## Job
Where a line holds "marker", copy it.

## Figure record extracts
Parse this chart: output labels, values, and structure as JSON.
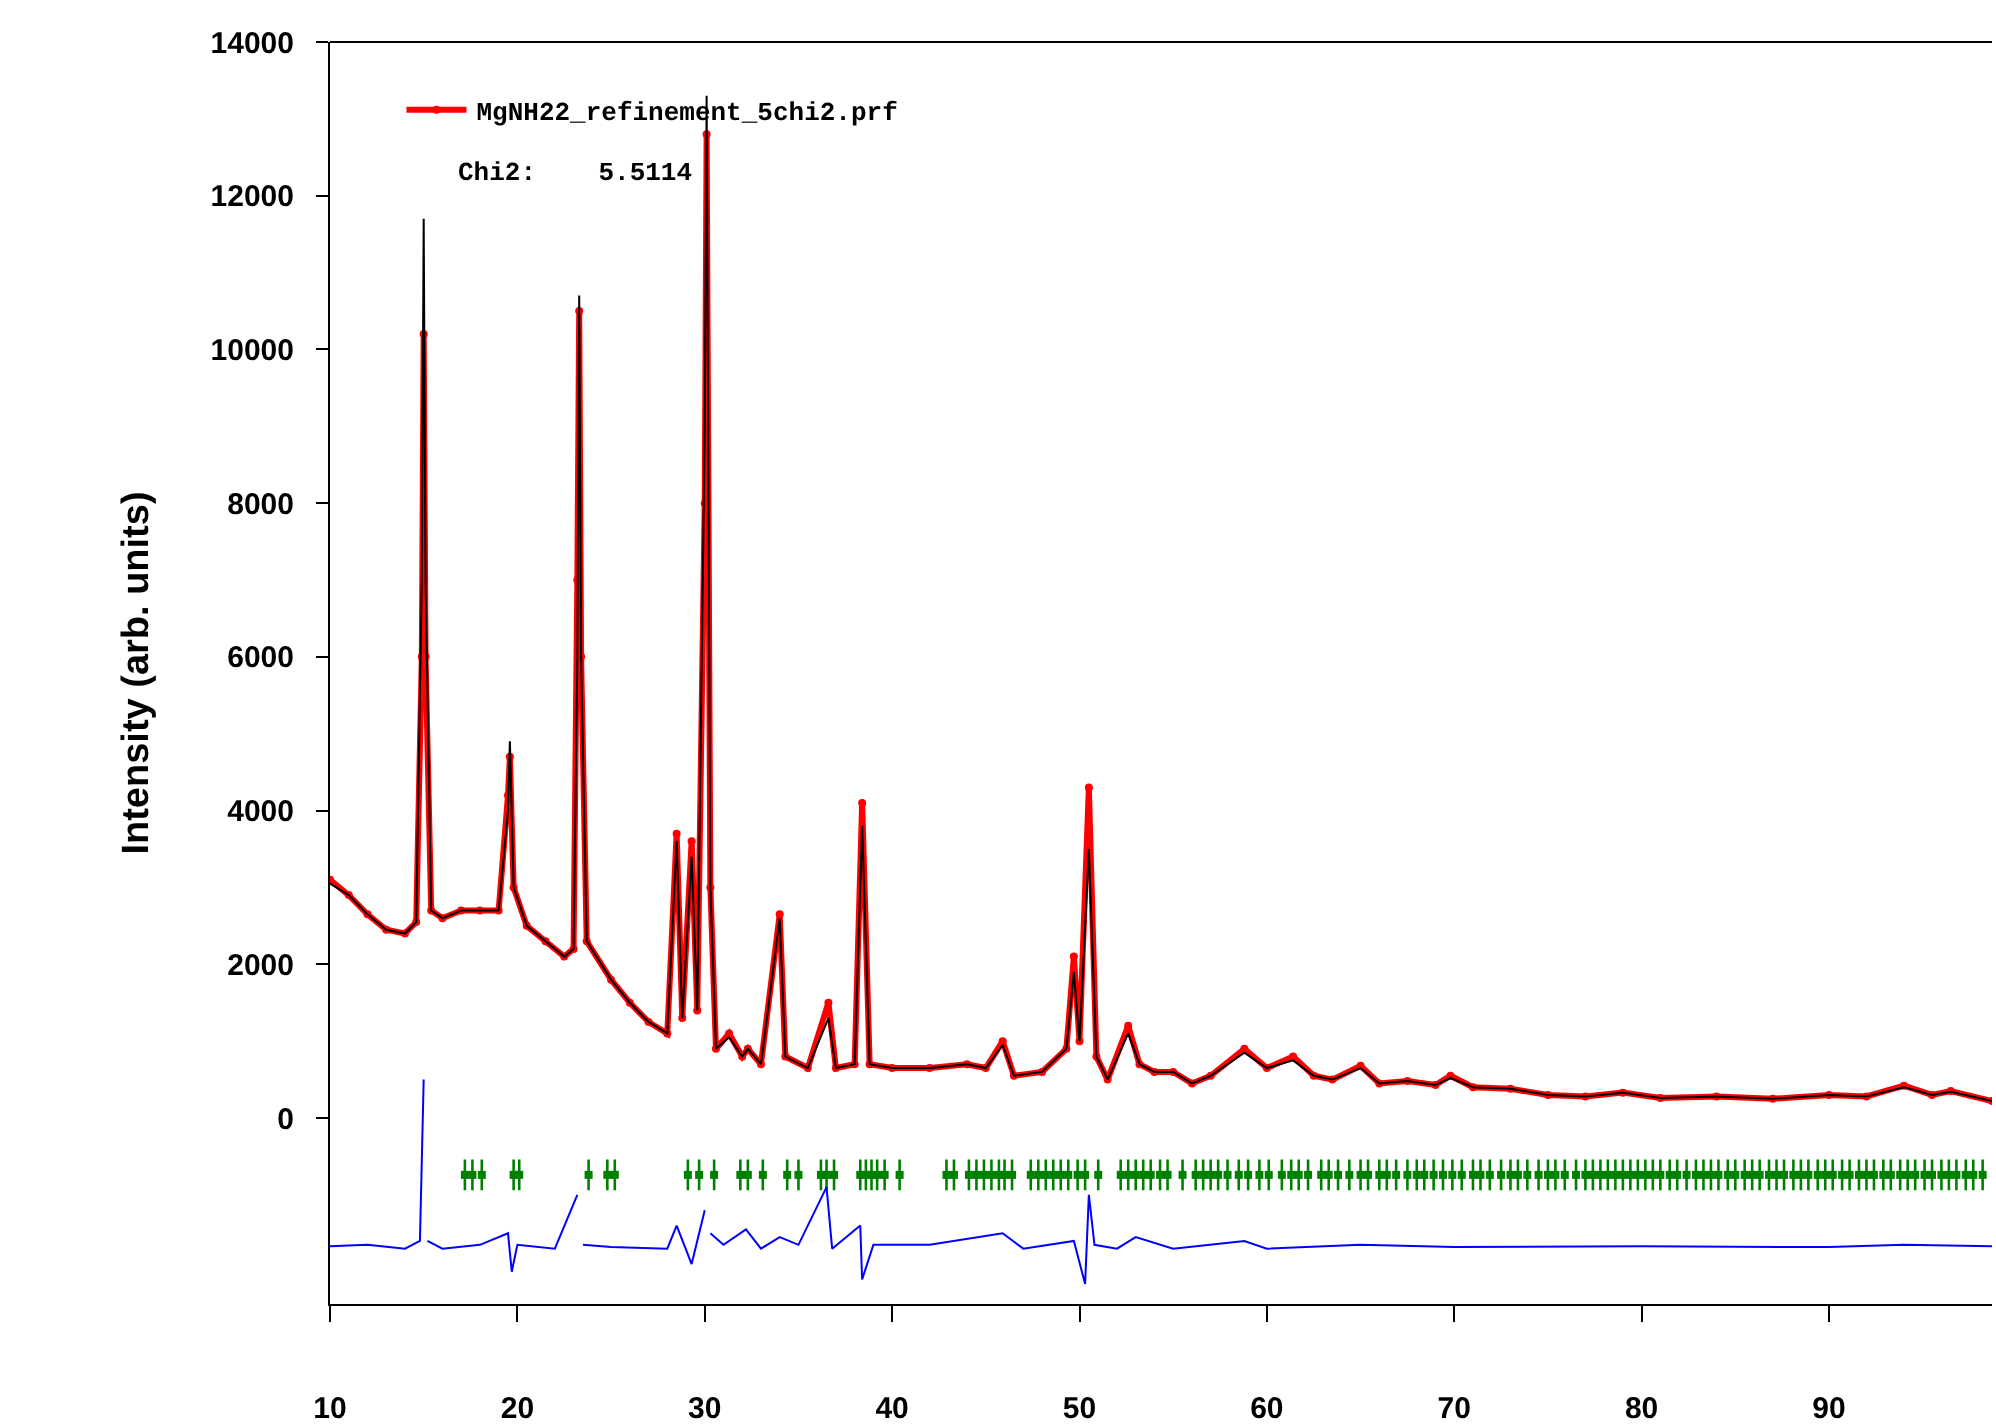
{
  "chart_data": {
    "type": "line",
    "ylabel": "Intensity (arb. units)",
    "xlim": [
      10,
      98.7
    ],
    "xticks": [
      10,
      20,
      30,
      40,
      50,
      60,
      70,
      80,
      90
    ],
    "ylim": [
      -2420,
      14000
    ],
    "yticks": [
      0,
      2000,
      4000,
      6000,
      8000,
      10000,
      12000,
      14000
    ],
    "grid": false,
    "legend": "top left",
    "annotations": [
      "Chi2:    5.5114"
    ],
    "series": [
      {
        "name": "MgNH22_refinement_5chi2.prf",
        "type": "line",
        "color": "#ff0000",
        "marker": "circle",
        "line_style": "solid",
        "x": [
          10,
          11,
          12,
          13,
          14,
          14.6,
          14.9,
          15,
          15.1,
          15.4,
          16,
          17,
          18,
          19,
          19.5,
          19.6,
          19.8,
          20.5,
          21.5,
          22.5,
          23,
          23.2,
          23.3,
          23.4,
          23.7,
          25,
          26,
          27,
          28,
          28.5,
          28.8,
          29.3,
          29.6,
          30,
          30.1,
          30.3,
          30.6,
          31.3,
          32,
          32.3,
          33,
          34,
          34.3,
          35.5,
          36.6,
          37,
          38,
          38.4,
          38.8,
          40,
          42,
          44,
          45,
          45.9,
          46.5,
          48,
          49.3,
          49.7,
          50,
          50.5,
          50.9,
          51.5,
          52.6,
          53.2,
          54,
          55,
          56,
          57,
          58.8,
          60,
          61.4,
          62.5,
          63.5,
          65,
          66,
          67.5,
          69,
          69.8,
          71,
          73,
          75,
          77,
          79,
          81,
          84,
          87,
          90,
          92,
          94,
          95.5,
          96.5,
          98.7
        ],
        "values": [
          3100,
          2900,
          2650,
          2450,
          2400,
          2550,
          6000,
          10200,
          6000,
          2700,
          2600,
          2700,
          2700,
          2700,
          4200,
          4700,
          3000,
          2500,
          2300,
          2100,
          2200,
          7000,
          10500,
          6000,
          2300,
          1800,
          1500,
          1250,
          1100,
          3700,
          1300,
          3600,
          1400,
          8000,
          12800,
          3000,
          900,
          1100,
          800,
          900,
          700,
          2650,
          800,
          650,
          1500,
          650,
          700,
          4100,
          700,
          650,
          650,
          700,
          650,
          1000,
          550,
          600,
          900,
          2100,
          1000,
          4300,
          800,
          500,
          1200,
          700,
          600,
          600,
          450,
          550,
          900,
          650,
          800,
          550,
          500,
          680,
          450,
          480,
          430,
          550,
          400,
          380,
          300,
          280,
          330,
          260,
          280,
          250,
          300,
          280,
          420,
          300,
          350,
          220
        ]
      },
      {
        "type": "line",
        "color": "#000000",
        "marker": "none",
        "line_style": "solid",
        "x": [
          10,
          11,
          12,
          13,
          14,
          14.6,
          14.9,
          15,
          15.1,
          15.4,
          16,
          17,
          18,
          19,
          19.5,
          19.6,
          19.8,
          20.5,
          21.5,
          22.5,
          23,
          23.2,
          23.3,
          23.4,
          23.7,
          25,
          26,
          27,
          28,
          28.5,
          28.8,
          29.3,
          29.6,
          30,
          30.1,
          30.3,
          30.6,
          31.3,
          32,
          32.3,
          33,
          34,
          34.3,
          35.5,
          36.6,
          37,
          38,
          38.4,
          38.8,
          40,
          42,
          44,
          45,
          45.9,
          46.5,
          48,
          49.3,
          49.7,
          50,
          50.5,
          50.9,
          51.5,
          52.6,
          53.2,
          54,
          55,
          56,
          57,
          58.8,
          60,
          61.4,
          62.5,
          63.5,
          65,
          66,
          67.5,
          69,
          69.8,
          71,
          73,
          75,
          77,
          79,
          81,
          84,
          87,
          90,
          92,
          94,
          95.5,
          96.5,
          98.7
        ],
        "values": [
          3050,
          2900,
          2650,
          2450,
          2400,
          2550,
          7000,
          11700,
          7000,
          2700,
          2600,
          2700,
          2700,
          2700,
          4000,
          4900,
          3000,
          2500,
          2300,
          2100,
          2200,
          6000,
          10700,
          6000,
          2300,
          1800,
          1500,
          1250,
          1100,
          3600,
          1300,
          3400,
          1400,
          9000,
          13300,
          3000,
          900,
          1050,
          800,
          900,
          700,
          2600,
          800,
          650,
          1300,
          650,
          700,
          3800,
          700,
          650,
          650,
          700,
          650,
          950,
          550,
          600,
          900,
          1900,
          1000,
          3500,
          800,
          500,
          1100,
          700,
          600,
          600,
          450,
          550,
          850,
          650,
          750,
          550,
          500,
          650,
          450,
          480,
          430,
          520,
          400,
          380,
          300,
          280,
          330,
          260,
          280,
          250,
          300,
          280,
          400,
          300,
          340,
          220
        ]
      },
      {
        "type": "scatter",
        "color": "#008000",
        "marker": "square",
        "x": [
          17.2,
          17.6,
          18.1,
          19.8,
          20.1,
          23.8,
          24.8,
          25.2,
          29.1,
          29.7,
          30.5,
          31.9,
          32.3,
          33.1,
          34.4,
          35,
          36.2,
          36.5,
          36.9,
          38.3,
          38.6,
          38.9,
          39.2,
          39.6,
          40.4,
          42.9,
          43.3,
          44.1,
          44.5,
          44.9,
          45.3,
          45.7,
          46,
          46.4,
          47.4,
          47.8,
          48.2,
          48.6,
          49,
          49.4,
          49.9,
          50.3,
          51,
          52.2,
          52.6,
          53,
          53.4,
          53.8,
          54.3,
          54.7,
          55.5,
          56.2,
          56.6,
          57,
          57.4,
          57.9,
          58.5,
          59,
          59.6,
          60.1,
          60.8,
          61.3,
          61.7,
          62.2,
          62.9,
          63.3,
          63.8,
          64.4,
          65,
          65.4,
          66,
          66.4,
          66.9,
          67.5,
          68,
          68.4,
          68.9,
          69.4,
          69.9,
          70.4,
          71,
          71.4,
          71.9,
          72.5,
          73,
          73.4,
          73.9,
          74.5,
          75,
          75.4,
          75.9,
          76.5,
          77,
          77.4,
          77.8,
          78.2,
          78.6,
          79,
          79.4,
          79.8,
          80.2,
          80.6,
          81,
          81.5,
          81.9,
          82.4,
          82.9,
          83.3,
          83.7,
          84.1,
          84.6,
          85,
          85.5,
          85.9,
          86.3,
          86.8,
          87.2,
          87.6,
          88.1,
          88.5,
          88.9,
          89.4,
          89.8,
          90.2,
          90.7,
          91.1,
          91.6,
          92,
          92.4,
          92.9,
          93.3,
          93.8,
          94.2,
          94.6,
          95.1,
          95.5,
          96,
          96.4,
          96.8,
          97.3,
          97.7,
          98.2
        ],
        "values": [
          -740,
          -740,
          -740,
          -740,
          -740,
          -740,
          -740,
          -740,
          -740,
          -740,
          -740,
          -740,
          -740,
          -740,
          -740,
          -740,
          -740,
          -740,
          -740,
          -740,
          -740,
          -740,
          -740,
          -740,
          -740,
          -740,
          -740,
          -740,
          -740,
          -740,
          -740,
          -740,
          -740,
          -740,
          -740,
          -740,
          -740,
          -740,
          -740,
          -740,
          -740,
          -740,
          -740,
          -740,
          -740,
          -740,
          -740,
          -740,
          -740,
          -740,
          -740,
          -740,
          -740,
          -740,
          -740,
          -740,
          -740,
          -740,
          -740,
          -740,
          -740,
          -740,
          -740,
          -740,
          -740,
          -740,
          -740,
          -740,
          -740,
          -740,
          -740,
          -740,
          -740,
          -740,
          -740,
          -740,
          -740,
          -740,
          -740,
          -740,
          -740,
          -740,
          -740,
          -740,
          -740,
          -740,
          -740,
          -740,
          -740,
          -740,
          -740,
          -740,
          -740,
          -740,
          -740,
          -740,
          -740,
          -740,
          -740,
          -740,
          -740,
          -740,
          -740,
          -740,
          -740,
          -740,
          -740,
          -740,
          -740,
          -740,
          -740,
          -740,
          -740,
          -740,
          -740,
          -740,
          -740,
          -740,
          -740,
          -740,
          -740,
          -740,
          -740,
          -740,
          -740,
          -740,
          -740,
          -740,
          -740,
          -740,
          -740,
          -740,
          -740,
          -740,
          -740,
          -740,
          -740,
          -740,
          -740,
          -740,
          -740,
          -740
        ],
        "errors": [
          200,
          200,
          200,
          200,
          200,
          200,
          200,
          200,
          200,
          200,
          200,
          200,
          200,
          200,
          200,
          200,
          200,
          200,
          200,
          200,
          200,
          200,
          200,
          200,
          200,
          200,
          200,
          200,
          200,
          200,
          200,
          200,
          200,
          200,
          200,
          200,
          200,
          200,
          200,
          200,
          200,
          200,
          200,
          200,
          200,
          200,
          200,
          200,
          200,
          200,
          200,
          200,
          200,
          200,
          200,
          200,
          200,
          200,
          200,
          200,
          200,
          200,
          200,
          200,
          200,
          200,
          200,
          200,
          200,
          200,
          200,
          200,
          200,
          200,
          200,
          200,
          200,
          200,
          200,
          200,
          200,
          200,
          200,
          200,
          200,
          200,
          200,
          200,
          200,
          200,
          200,
          200,
          200,
          200,
          200,
          200,
          200,
          200,
          200,
          200,
          200,
          200,
          200,
          200,
          200,
          200,
          200,
          200,
          200,
          200,
          200,
          200,
          200,
          200,
          200,
          200,
          200,
          200,
          200,
          200,
          200,
          200,
          200,
          200,
          200,
          200,
          200,
          200,
          200,
          200,
          200,
          200,
          200,
          200,
          200,
          200,
          200,
          200,
          200,
          200,
          200,
          200
        ]
      },
      {
        "type": "line",
        "color": "#0000ff",
        "marker": "none",
        "line_style": "solid",
        "x": [
          10,
          12,
          14,
          14.8,
          15,
          15.05,
          15.2,
          16,
          18,
          19.5,
          19.7,
          20,
          22,
          23.2,
          23.3,
          23.5,
          25,
          28,
          28.5,
          29.3,
          30,
          30.1,
          30.3,
          31,
          32.2,
          33,
          34,
          35,
          36.5,
          36.8,
          38.3,
          38.4,
          39,
          42,
          45.9,
          47,
          49.7,
          50.3,
          50.5,
          50.8,
          52,
          53,
          55,
          58.8,
          60,
          65,
          70,
          80,
          90,
          94,
          98.7
        ],
        "values": [
          -1670,
          -1650,
          -1700,
          -1600,
          500,
          null,
          -1600,
          -1700,
          -1650,
          -1500,
          -2000,
          -1650,
          -1700,
          -1000,
          null,
          -1650,
          -1680,
          -1700,
          -1400,
          -1900,
          -1200,
          null,
          -1500,
          -1650,
          -1450,
          -1700,
          -1550,
          -1650,
          -900,
          -1700,
          -1400,
          -2100,
          -1650,
          -1650,
          -1500,
          -1700,
          -1600,
          -2160,
          -1000,
          -1650,
          -1700,
          -1550,
          -1700,
          -1600,
          -1700,
          -1650,
          -1680,
          -1670,
          -1680,
          -1650,
          -1670
        ]
      }
    ]
  }
}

## Response for this exercise
        "marker": "circle",
        "marker": "none",
        "marker": "square",
        "marker": "none",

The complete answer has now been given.